[Entries from a dataset]
○ ○ ○ ○ ○

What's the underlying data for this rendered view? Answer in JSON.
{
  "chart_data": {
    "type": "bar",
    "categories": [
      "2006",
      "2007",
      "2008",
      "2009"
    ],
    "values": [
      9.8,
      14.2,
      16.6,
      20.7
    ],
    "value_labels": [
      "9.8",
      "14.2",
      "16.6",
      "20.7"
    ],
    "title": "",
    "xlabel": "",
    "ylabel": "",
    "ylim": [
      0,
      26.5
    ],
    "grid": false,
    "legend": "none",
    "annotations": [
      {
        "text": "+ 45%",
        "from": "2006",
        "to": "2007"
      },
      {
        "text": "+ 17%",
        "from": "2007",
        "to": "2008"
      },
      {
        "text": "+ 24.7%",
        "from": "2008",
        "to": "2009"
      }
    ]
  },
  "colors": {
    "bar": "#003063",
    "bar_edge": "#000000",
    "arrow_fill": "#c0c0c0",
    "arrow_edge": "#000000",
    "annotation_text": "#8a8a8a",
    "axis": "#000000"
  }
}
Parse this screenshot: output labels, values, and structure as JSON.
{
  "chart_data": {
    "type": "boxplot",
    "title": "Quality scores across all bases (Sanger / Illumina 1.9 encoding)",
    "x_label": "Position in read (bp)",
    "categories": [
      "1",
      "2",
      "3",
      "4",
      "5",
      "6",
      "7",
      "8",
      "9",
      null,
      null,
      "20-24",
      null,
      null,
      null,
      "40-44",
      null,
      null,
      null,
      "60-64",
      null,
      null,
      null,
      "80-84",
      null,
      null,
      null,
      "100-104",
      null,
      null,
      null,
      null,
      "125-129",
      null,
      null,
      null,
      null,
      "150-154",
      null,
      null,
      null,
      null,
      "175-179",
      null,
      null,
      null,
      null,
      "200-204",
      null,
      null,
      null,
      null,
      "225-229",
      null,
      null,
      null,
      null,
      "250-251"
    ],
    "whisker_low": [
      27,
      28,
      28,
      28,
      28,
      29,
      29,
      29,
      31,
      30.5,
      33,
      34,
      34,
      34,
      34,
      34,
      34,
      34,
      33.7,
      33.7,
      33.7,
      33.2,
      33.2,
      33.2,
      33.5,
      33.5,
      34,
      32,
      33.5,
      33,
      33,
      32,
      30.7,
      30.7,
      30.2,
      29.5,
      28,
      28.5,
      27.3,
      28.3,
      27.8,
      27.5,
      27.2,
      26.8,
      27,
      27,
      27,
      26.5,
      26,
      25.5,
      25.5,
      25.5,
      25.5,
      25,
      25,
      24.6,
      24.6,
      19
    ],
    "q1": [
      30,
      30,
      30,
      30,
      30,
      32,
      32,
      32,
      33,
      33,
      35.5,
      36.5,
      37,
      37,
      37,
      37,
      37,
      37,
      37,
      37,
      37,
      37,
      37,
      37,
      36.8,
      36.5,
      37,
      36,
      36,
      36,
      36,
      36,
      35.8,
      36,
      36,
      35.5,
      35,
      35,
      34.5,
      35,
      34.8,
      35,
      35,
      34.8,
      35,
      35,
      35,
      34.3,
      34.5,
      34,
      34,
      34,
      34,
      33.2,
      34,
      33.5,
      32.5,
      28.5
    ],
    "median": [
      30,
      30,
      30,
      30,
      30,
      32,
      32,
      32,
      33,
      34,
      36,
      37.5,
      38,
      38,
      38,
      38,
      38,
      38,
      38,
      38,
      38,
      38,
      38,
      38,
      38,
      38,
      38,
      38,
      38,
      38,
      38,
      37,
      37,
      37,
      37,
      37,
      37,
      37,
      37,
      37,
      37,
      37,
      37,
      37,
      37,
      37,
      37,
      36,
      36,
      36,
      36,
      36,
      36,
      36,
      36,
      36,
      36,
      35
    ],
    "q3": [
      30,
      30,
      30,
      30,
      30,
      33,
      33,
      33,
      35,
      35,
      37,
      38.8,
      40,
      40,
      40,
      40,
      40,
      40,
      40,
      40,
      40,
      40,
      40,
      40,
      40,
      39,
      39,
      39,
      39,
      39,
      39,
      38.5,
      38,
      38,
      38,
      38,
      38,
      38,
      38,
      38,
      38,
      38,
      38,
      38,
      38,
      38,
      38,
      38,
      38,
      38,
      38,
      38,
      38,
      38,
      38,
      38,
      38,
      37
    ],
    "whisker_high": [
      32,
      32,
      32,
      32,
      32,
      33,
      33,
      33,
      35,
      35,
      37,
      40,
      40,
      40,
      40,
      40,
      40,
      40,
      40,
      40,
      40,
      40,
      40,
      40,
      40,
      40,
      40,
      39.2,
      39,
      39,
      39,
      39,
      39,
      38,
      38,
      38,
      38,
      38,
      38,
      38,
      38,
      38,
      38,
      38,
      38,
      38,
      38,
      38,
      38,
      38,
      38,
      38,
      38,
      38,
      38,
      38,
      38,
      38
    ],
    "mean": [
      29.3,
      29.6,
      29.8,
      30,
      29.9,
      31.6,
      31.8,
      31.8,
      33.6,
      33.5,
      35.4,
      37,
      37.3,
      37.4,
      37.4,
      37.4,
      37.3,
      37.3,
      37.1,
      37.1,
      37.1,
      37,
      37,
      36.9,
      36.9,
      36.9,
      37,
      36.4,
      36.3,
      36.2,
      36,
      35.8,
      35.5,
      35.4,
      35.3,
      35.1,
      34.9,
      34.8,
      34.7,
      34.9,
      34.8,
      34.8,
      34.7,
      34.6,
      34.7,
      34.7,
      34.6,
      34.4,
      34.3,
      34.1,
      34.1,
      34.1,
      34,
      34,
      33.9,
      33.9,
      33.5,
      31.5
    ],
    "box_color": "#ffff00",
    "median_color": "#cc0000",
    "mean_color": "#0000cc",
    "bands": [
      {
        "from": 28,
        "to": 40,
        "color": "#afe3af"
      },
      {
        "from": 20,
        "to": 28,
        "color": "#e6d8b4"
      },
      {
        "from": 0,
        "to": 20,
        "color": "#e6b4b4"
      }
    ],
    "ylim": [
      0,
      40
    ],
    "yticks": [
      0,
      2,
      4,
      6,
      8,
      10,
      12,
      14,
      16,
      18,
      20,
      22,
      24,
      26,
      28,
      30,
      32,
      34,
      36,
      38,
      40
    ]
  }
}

○ ○ ○ ○ ○

:: TASK PROMPT ::
Give all of the entries again, word for word.

:: TASK RESULT ::
What's the underlying data for this rendered view? Answer in JSON.
{
  "chart_data": {
    "type": "bar",
    "categories": [
      "2006",
      "2007",
      "2008",
      "2009"
    ],
    "values": [
      9.8,
      14.2,
      16.6,
      20.7
    ],
    "value_labels": [
      "9.8",
      "14.2",
      "16.6",
      "20.7"
    ],
    "title": "",
    "xlabel": "",
    "ylabel": "",
    "ylim": [
      0,
      26.5
    ],
    "grid": false,
    "legend": "none",
    "annotations": [
      {
        "text": "+ 45%",
        "from": "2006",
        "to": "2007"
      },
      {
        "text": "+ 17%",
        "from": "2007",
        "to": "2008"
      },
      {
        "text": "+ 24.7%",
        "from": "2008",
        "to": "2009"
      }
    ]
  },
  "colors": {
    "bar": "#003063",
    "bar_edge": "#000000",
    "arrow_fill": "#c0c0c0",
    "arrow_edge": "#000000",
    "annotation_text": "#8a8a8a",
    "axis": "#000000"
  }
}
Parse this screenshot: output labels, values, and structure as JSON.
{
  "chart_data": {
    "type": "boxplot",
    "title": "Quality scores across all bases (Sanger / Illumina 1.9 encoding)",
    "x_label": "Position in read (bp)",
    "categories": [
      "1",
      "2",
      "3",
      "4",
      "5",
      "6",
      "7",
      "8",
      "9",
      null,
      null,
      "20-24",
      null,
      null,
      null,
      "40-44",
      null,
      null,
      null,
      "60-64",
      null,
      null,
      null,
      "80-84",
      null,
      null,
      null,
      "100-104",
      null,
      null,
      null,
      null,
      "125-129",
      null,
      null,
      null,
      null,
      "150-154",
      null,
      null,
      null,
      null,
      "175-179",
      null,
      null,
      null,
      null,
      "200-204",
      null,
      null,
      null,
      null,
      "225-229",
      null,
      null,
      null,
      null,
      "250-251"
    ],
    "whisker_low": [
      27,
      28,
      28,
      28,
      28,
      29,
      29,
      29,
      31,
      30.5,
      33,
      34,
      34,
      34,
      34,
      34,
      34,
      34,
      33.7,
      33.7,
      33.7,
      33.2,
      33.2,
      33.2,
      33.5,
      33.5,
      34,
      32,
      33.5,
      33,
      33,
      32,
      30.7,
      30.7,
      30.2,
      29.5,
      28,
      28.5,
      27.3,
      28.3,
      27.8,
      27.5,
      27.2,
      26.8,
      27,
      27,
      27,
      26.5,
      26,
      25.5,
      25.5,
      25.5,
      25.5,
      25,
      25,
      24.6,
      24.6,
      19
    ],
    "q1": [
      30,
      30,
      30,
      30,
      30,
      32,
      32,
      32,
      33,
      33,
      35.5,
      36.5,
      37,
      37,
      37,
      37,
      37,
      37,
      37,
      37,
      37,
      37,
      37,
      37,
      36.8,
      36.5,
      37,
      36,
      36,
      36,
      36,
      36,
      35.8,
      36,
      36,
      35.5,
      35,
      35,
      34.5,
      35,
      34.8,
      35,
      35,
      34.8,
      35,
      35,
      35,
      34.3,
      34.5,
      34,
      34,
      34,
      34,
      33.2,
      34,
      33.5,
      32.5,
      28.5
    ],
    "median": [
      30,
      30,
      30,
      30,
      30,
      32,
      32,
      32,
      33,
      34,
      36,
      37.5,
      38,
      38,
      38,
      38,
      38,
      38,
      38,
      38,
      38,
      38,
      38,
      38,
      38,
      38,
      38,
      38,
      38,
      38,
      38,
      37,
      37,
      37,
      37,
      37,
      37,
      37,
      37,
      37,
      37,
      37,
      37,
      37,
      37,
      37,
      37,
      36,
      36,
      36,
      36,
      36,
      36,
      36,
      36,
      36,
      36,
      35
    ],
    "q3": [
      30,
      30,
      30,
      30,
      30,
      33,
      33,
      33,
      35,
      35,
      37,
      38.8,
      40,
      40,
      40,
      40,
      40,
      40,
      40,
      40,
      40,
      40,
      40,
      40,
      40,
      39,
      39,
      39,
      39,
      39,
      39,
      38.5,
      38,
      38,
      38,
      38,
      38,
      38,
      38,
      38,
      38,
      38,
      38,
      38,
      38,
      38,
      38,
      38,
      38,
      38,
      38,
      38,
      38,
      38,
      38,
      38,
      38,
      37
    ],
    "whisker_high": [
      32,
      32,
      32,
      32,
      32,
      33,
      33,
      33,
      35,
      35,
      37,
      40,
      40,
      40,
      40,
      40,
      40,
      40,
      40,
      40,
      40,
      40,
      40,
      40,
      40,
      40,
      40,
      39.2,
      39,
      39,
      39,
      39,
      39,
      38,
      38,
      38,
      38,
      38,
      38,
      38,
      38,
      38,
      38,
      38,
      38,
      38,
      38,
      38,
      38,
      38,
      38,
      38,
      38,
      38,
      38,
      38,
      38,
      38
    ],
    "mean": [
      29.3,
      29.6,
      29.8,
      30,
      29.9,
      31.6,
      31.8,
      31.8,
      33.6,
      33.5,
      35.4,
      37,
      37.3,
      37.4,
      37.4,
      37.4,
      37.3,
      37.3,
      37.1,
      37.1,
      37.1,
      37,
      37,
      36.9,
      36.9,
      36.9,
      37,
      36.4,
      36.3,
      36.2,
      36,
      35.8,
      35.5,
      35.4,
      35.3,
      35.1,
      34.9,
      34.8,
      34.7,
      34.9,
      34.8,
      34.8,
      34.7,
      34.6,
      34.7,
      34.7,
      34.6,
      34.4,
      34.3,
      34.1,
      34.1,
      34.1,
      34,
      34,
      33.9,
      33.9,
      33.5,
      31.5
    ],
    "box_color": "#ffff00",
    "median_color": "#cc0000",
    "mean_color": "#0000cc",
    "bands": [
      {
        "from": 28,
        "to": 40,
        "color": "#afe3af"
      },
      {
        "from": 20,
        "to": 28,
        "color": "#e6d8b4"
      },
      {
        "from": 0,
        "to": 20,
        "color": "#e6b4b4"
      }
    ],
    "ylim": [
      0,
      40
    ],
    "yticks": [
      0,
      2,
      4,
      6,
      8,
      10,
      12,
      14,
      16,
      18,
      20,
      22,
      24,
      26,
      28,
      30,
      32,
      34,
      36,
      38,
      40
    ]
  }
}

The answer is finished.